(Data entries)

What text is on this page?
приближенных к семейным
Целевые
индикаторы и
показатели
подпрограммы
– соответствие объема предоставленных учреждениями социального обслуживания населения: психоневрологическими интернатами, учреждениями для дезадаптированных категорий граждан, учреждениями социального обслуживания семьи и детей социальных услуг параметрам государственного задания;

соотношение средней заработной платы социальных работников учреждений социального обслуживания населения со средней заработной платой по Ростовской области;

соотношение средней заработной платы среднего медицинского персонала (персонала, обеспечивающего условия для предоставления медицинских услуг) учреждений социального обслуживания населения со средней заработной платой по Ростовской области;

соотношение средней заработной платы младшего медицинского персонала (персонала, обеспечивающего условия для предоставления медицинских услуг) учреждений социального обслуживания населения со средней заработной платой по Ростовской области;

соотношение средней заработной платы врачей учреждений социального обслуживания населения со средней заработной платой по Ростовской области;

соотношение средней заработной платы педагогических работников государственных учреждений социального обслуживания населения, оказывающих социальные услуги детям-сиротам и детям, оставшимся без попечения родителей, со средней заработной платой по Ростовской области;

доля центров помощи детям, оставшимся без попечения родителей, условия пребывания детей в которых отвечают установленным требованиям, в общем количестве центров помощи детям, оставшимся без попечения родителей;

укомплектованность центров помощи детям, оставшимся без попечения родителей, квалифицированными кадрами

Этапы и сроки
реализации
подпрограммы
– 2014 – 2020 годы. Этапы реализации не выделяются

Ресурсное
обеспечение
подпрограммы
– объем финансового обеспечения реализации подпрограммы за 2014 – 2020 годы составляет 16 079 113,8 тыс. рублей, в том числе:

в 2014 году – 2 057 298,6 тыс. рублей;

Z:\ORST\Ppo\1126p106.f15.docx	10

> **What the task requires**: Word for word, write out all of the data above.

> **Finished exercise**:
What text is on this page?
приближенных к семейным
Целевые
индикаторы и
показатели
подпрограммы
– соответствие объема предоставленных учреждениями социального обслуживания населения: психоневрологическими интернатами, учреждениями для дезадаптированных категорий граждан, учреждениями социального обслуживания семьи и детей социальных услуг параметрам государственного задания;

соотношение средней заработной платы социальных работников учреждений социального обслуживания населения со средней заработной платой по Ростовской области;

соотношение средней заработной платы среднего медицинского персонала (персонала, обеспечивающего условия для предоставления медицинских услуг) учреждений социального обслуживания населения со средней заработной платой по Ростовской области;

соотношение средней заработной платы младшего медицинского персонала (персонала, обеспечивающего условия для предоставления медицинских услуг) учреждений социального обслуживания населения со средней заработной платой по Ростовской области;

соотношение средней заработной платы врачей учреждений социального обслуживания населения со средней заработной платой по Ростовской области;

соотношение средней заработной платы педагогических работников государственных учреждений социального обслуживания населения, оказывающих социальные услуги детям-сиротам и детям, оставшимся без попечения родителей, со средней заработной платой по Ростовской области;

доля центров помощи детям, оставшимся без попечения родителей, условия пребывания детей в которых отвечают установленным требованиям, в общем количестве центров помощи детям, оставшимся без попечения родителей;

укомплектованность центров помощи детям, оставшимся без попечения родителей, квалифицированными кадрами

Этапы и сроки
реализации
подпрограммы
– 2014 – 2020 годы. Этапы реализации не выделяются

Ресурсное
обеспечение
подпрограммы
– объем финансового обеспечения реализации подпрограммы за 2014 – 2020 годы составляет 16 079 113,8 тыс. рублей, в том числе:

в 2014 году – 2 057 298,6 тыс. рублей;

Z:\ORST\Ppo\1126p106.f15.docx	10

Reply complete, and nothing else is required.